● GOAL:
Count every line of the material that holds the string "utilizar". Respond with the total only.

-- Start GIVEN DATA --

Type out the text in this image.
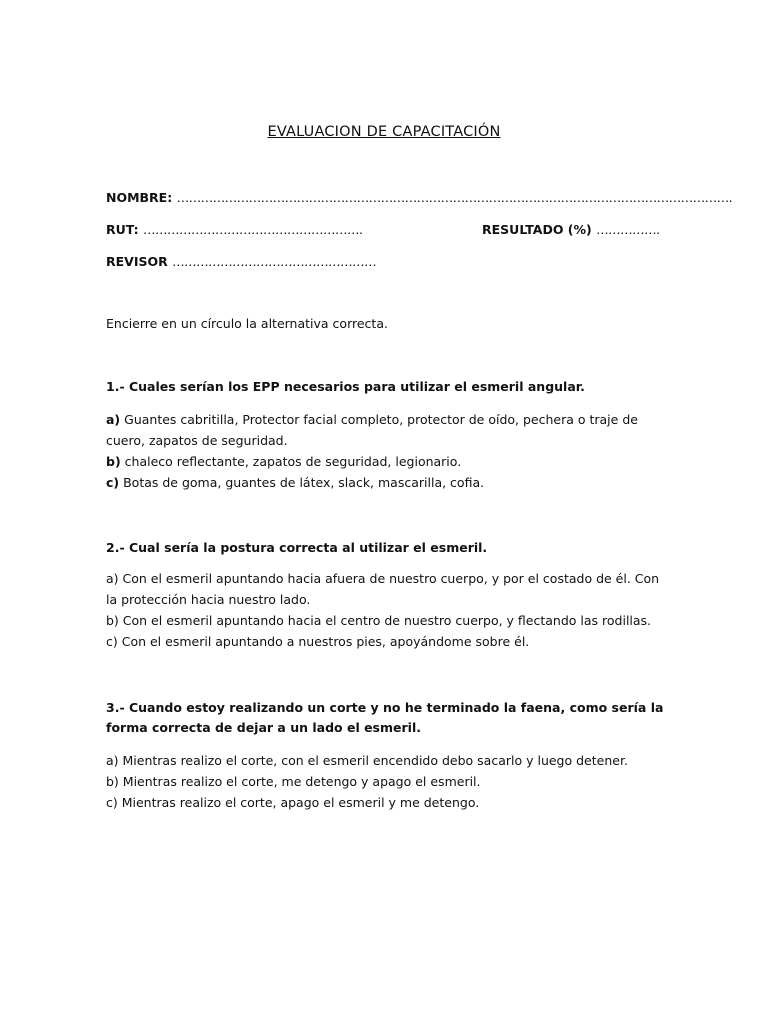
EVALUACION DE CAPACITACIÓN
NOMBRE: ………………………………………………………………………………………………………………………….
RUT: ……………………………………………….	RESULTADO (%) …………….
REVISOR ……………………………………………
Encierre en un círculo la alternativa correcta.
1.- Cuales serían los EPP necesarios para utilizar el esmeril angular.
a) Guantes cabritilla, Protector facial completo, protector de oído, pechera o traje de cuero, zapatos de seguridad.
b) chaleco reflectante, zapatos de seguridad, legionario.
c) Botas de goma, guantes de látex, slack, mascarilla, cofia.
2.- Cual sería la postura correcta al utilizar el esmeril.
a) Con el esmeril apuntando hacia afuera de nuestro cuerpo, y por el costado de él. Con la protección hacia nuestro lado.
b) Con el esmeril apuntando hacia el centro de nuestro cuerpo, y flectando las rodillas.
c) Con el esmeril apuntando a nuestros pies, apoyándome sobre él.
3.- Cuando estoy realizando un corte y no he terminado la faena, como sería la forma correcta de dejar a un lado el esmeril.
a) Mientras realizo el corte, con el esmeril encendido debo sacarlo y luego detener.
b) Mientras realizo el corte, me detengo y apago el esmeril.
c) Mientras realizo el corte, apago el esmeril y me detengo.
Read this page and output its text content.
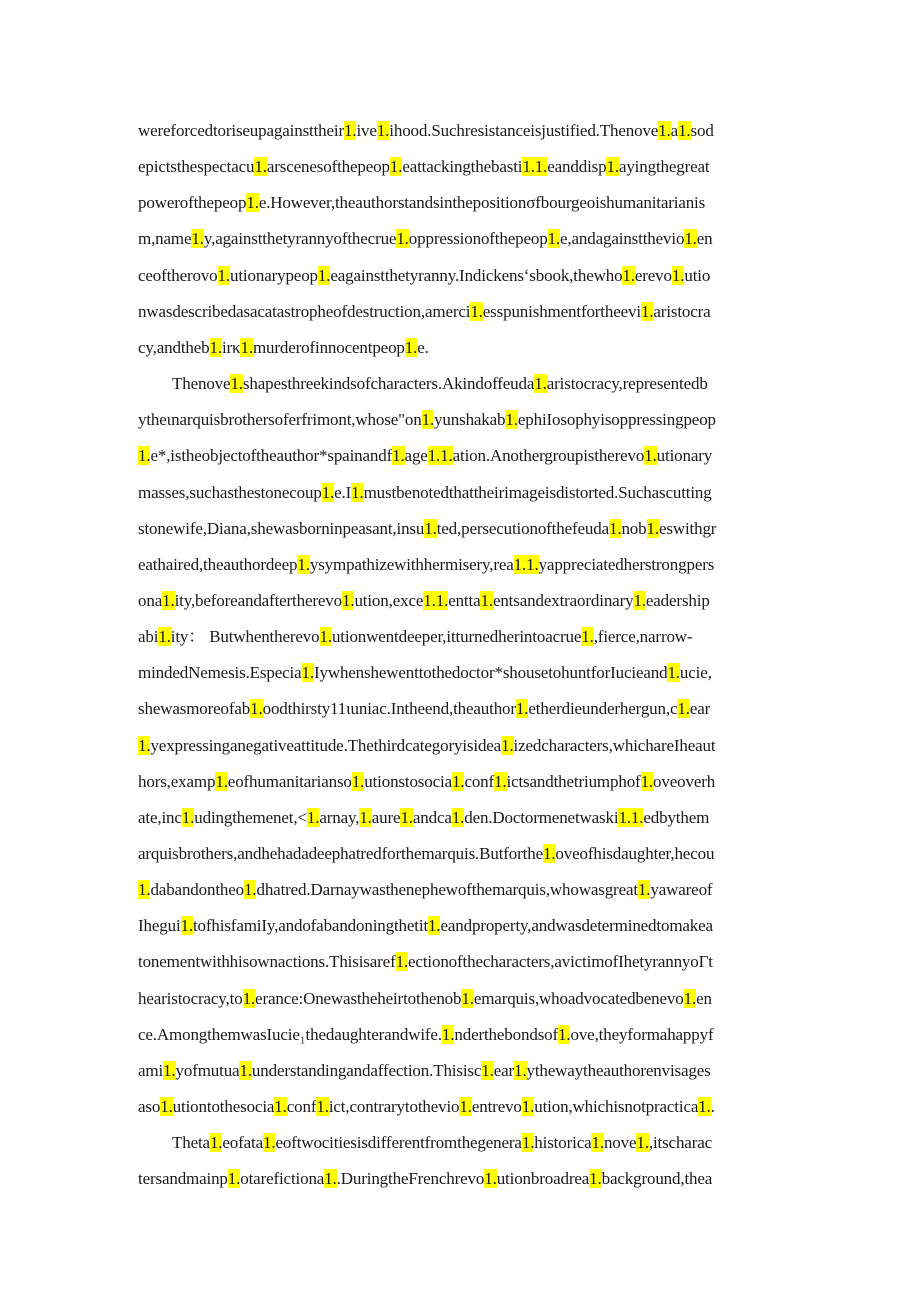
wereforcedtoriseupagainsttheir1.ive1.ihood.Suchresistanceisjustified.Thenove1.a1.sod
epictsthespectacu1.arscenesofthepeop1.eattackingthebasti1.1.eanddisp1.ayingthegreat
powerofthepeop1.e.However,theauthorstandsinthepositionσfbourgeoishumanitarianis
m,name1.y,againstthetyrannyofthecrue1.oppressionofthepeop1.e,andagainstthevio1.en
ceoftherovo1.utionarypeop1.eagainstthetyranny.Indickens‘sbook,thewho1.erevo1.utio
nwasdescribedasacatastropheofdestruction,amerci1.esspunishmentfortheevi1.aristocra
cy,andtheb1.irκ1.murderofinnocentpeop1.e.
Thenove1.shapesthreekindsofcharacters.Akindoffeuda1.aristocracy,representedb
ytheιnarquisbrothersoferfrimont,whose"on1.yunshakab1.ephiIosophyisoppressingpeop
1.e*,istheobjectoftheauthor*spainandf1.age1.1.ation.Anothergroupistherevo1.utionary
masses,suchasthestonecoup1.e.I1.mustbenotedthattheirimageisdistorted.Suchascutting
stonewife,Diana,shewasborninpeasant,insu1.ted,persecutionofthefeuda1.nob1.eswithgr
eathaired,theauthordeep1.ysympathizewithhermisery,rea1.1.yappreciatedherstrongpers
ona1.ity,beforeandaftertherevo1.ution,exce1.1.entta1.entsandextraordinary1.eadership
abi1.ity： Butwhentherevo1.utionwentdeeper,itturnedherintoacrue1.,fierce,narrow-
mindedNemesis.Especia1.Iywhenshewenttothedoctor*shousetohuntforIucieand1.ucie,
shewasmoreofab1.oodthirsty11ιuniac.Intheend,theauthor1.etherdieunderhergun,c1.ear
1.yexpressinganegativeattitude.Thethirdcategoryisidea1.izedcharacters,whichareIheaut
hors,examp1.eofhumanitarianso1.utionstosocia1.conf1.ictsandthetriumphof1.oveoverh
ate,inc1.udingthemenet,<1.arnay,1.aure1.andca1.den.Doctormenetwaski1.1.edbythem
arquisbrothers,andhehadadeephatredforthemarquis.Butforthe1.oveofhisdaughter,hecou
1.dabandontheo1.dhatred.Darnaywasthenephewofthemarquis,whowasgreat1.yawareof
Ihegui1.tofhisfamiIy,andofabandoningthetit1.eandproperty,andwasdeterminedtomakea
tonementwithhisownactions.Thisisaref1.ectionofthecharacters,avictimofIhetyrannyoΓt
hearistocracy,to1.erance:Onewastheheirtothenob1.emarquis,whoadvocatedbenevo1.en
ce.AmongthemwasIucie₁thedaughterandwife.1.nderthebondsof1.ove,theyformahappyf
ami1.yofmutua1.understandingandaffection.Thisisc1.ear1.ythewaytheauthorenvisages
aso1.utiontothesocia1.conf1.ict,contrarytothevio1.entrevo1.ution,whichisnotpractica1..
Theta1.eofata1.eoftwocitiesisdifferentfromthegenera1.historica1.nove1.,itscharac
tersandmainp1.otarefictiona1..DuringtheFrenchrevo1.utionbroadrea1.background,thea
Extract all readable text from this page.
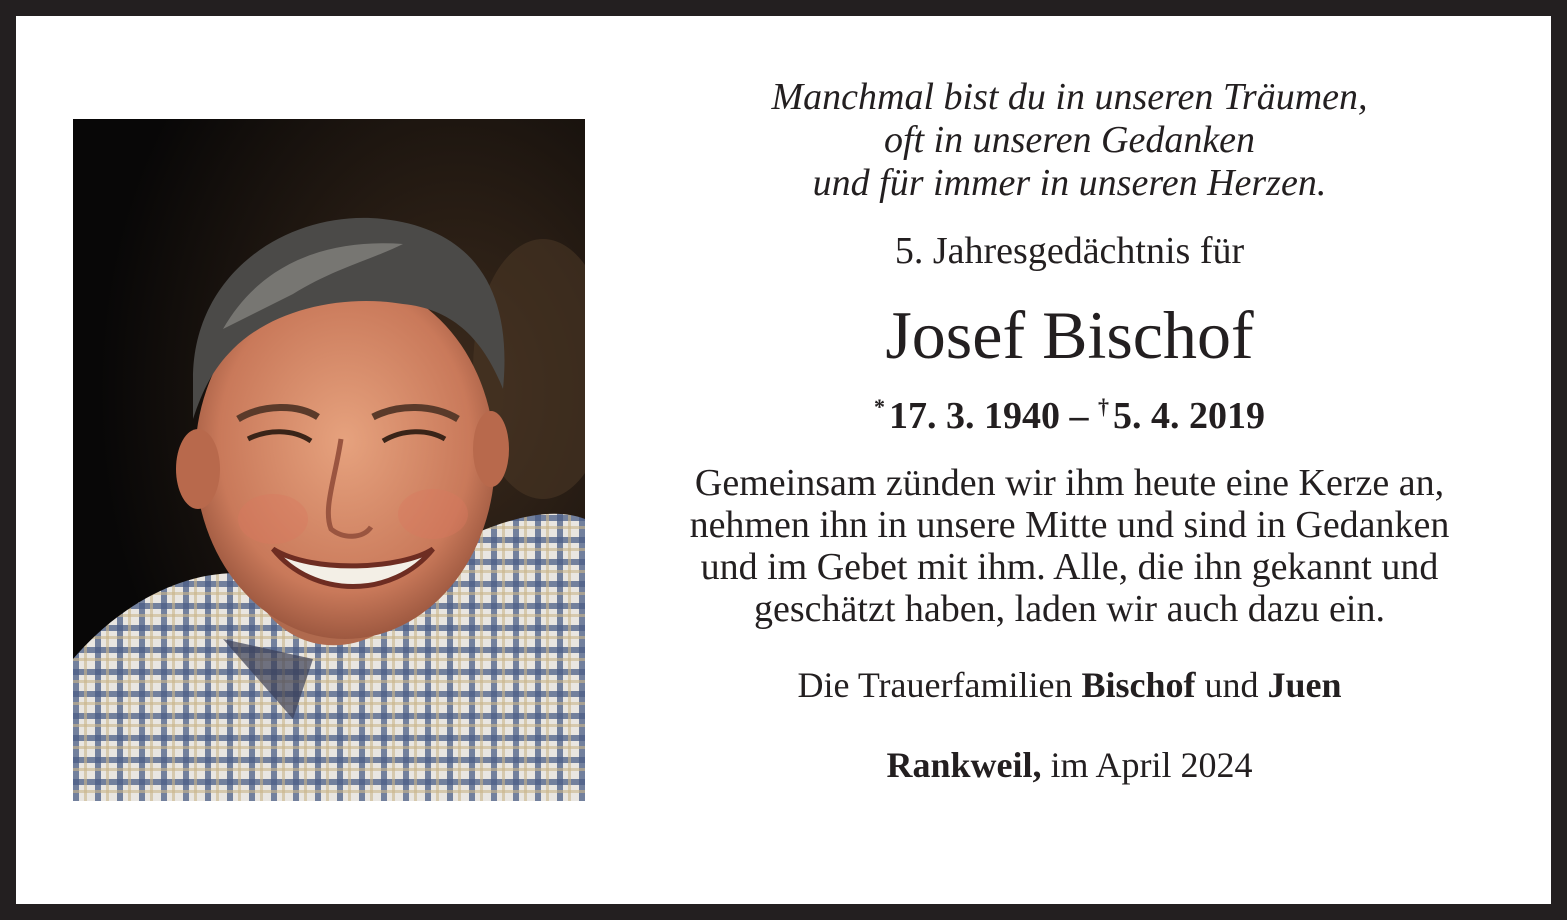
Manchmal bist du in unseren Träumen,
oft in unseren Gedanken
und für immer in unseren Herzen.

5. Jahresgedächtnis für

Josef Bischof

* 17. 3. 1940 – † 5. 4. 2019

Gemeinsam zünden wir ihm heute eine Kerze an,
nehmen ihn in unsere Mitte und sind in Gedanken
und im Gebet mit ihm. Alle, die ihn gekannt und
geschätzt haben, laden wir auch dazu ein.

Die Trauerfamilien Bischof und Juen

Rankweil, im April 2024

-- End GIVEN DATA --

● RESPONSE TO THE EXERCISE:
2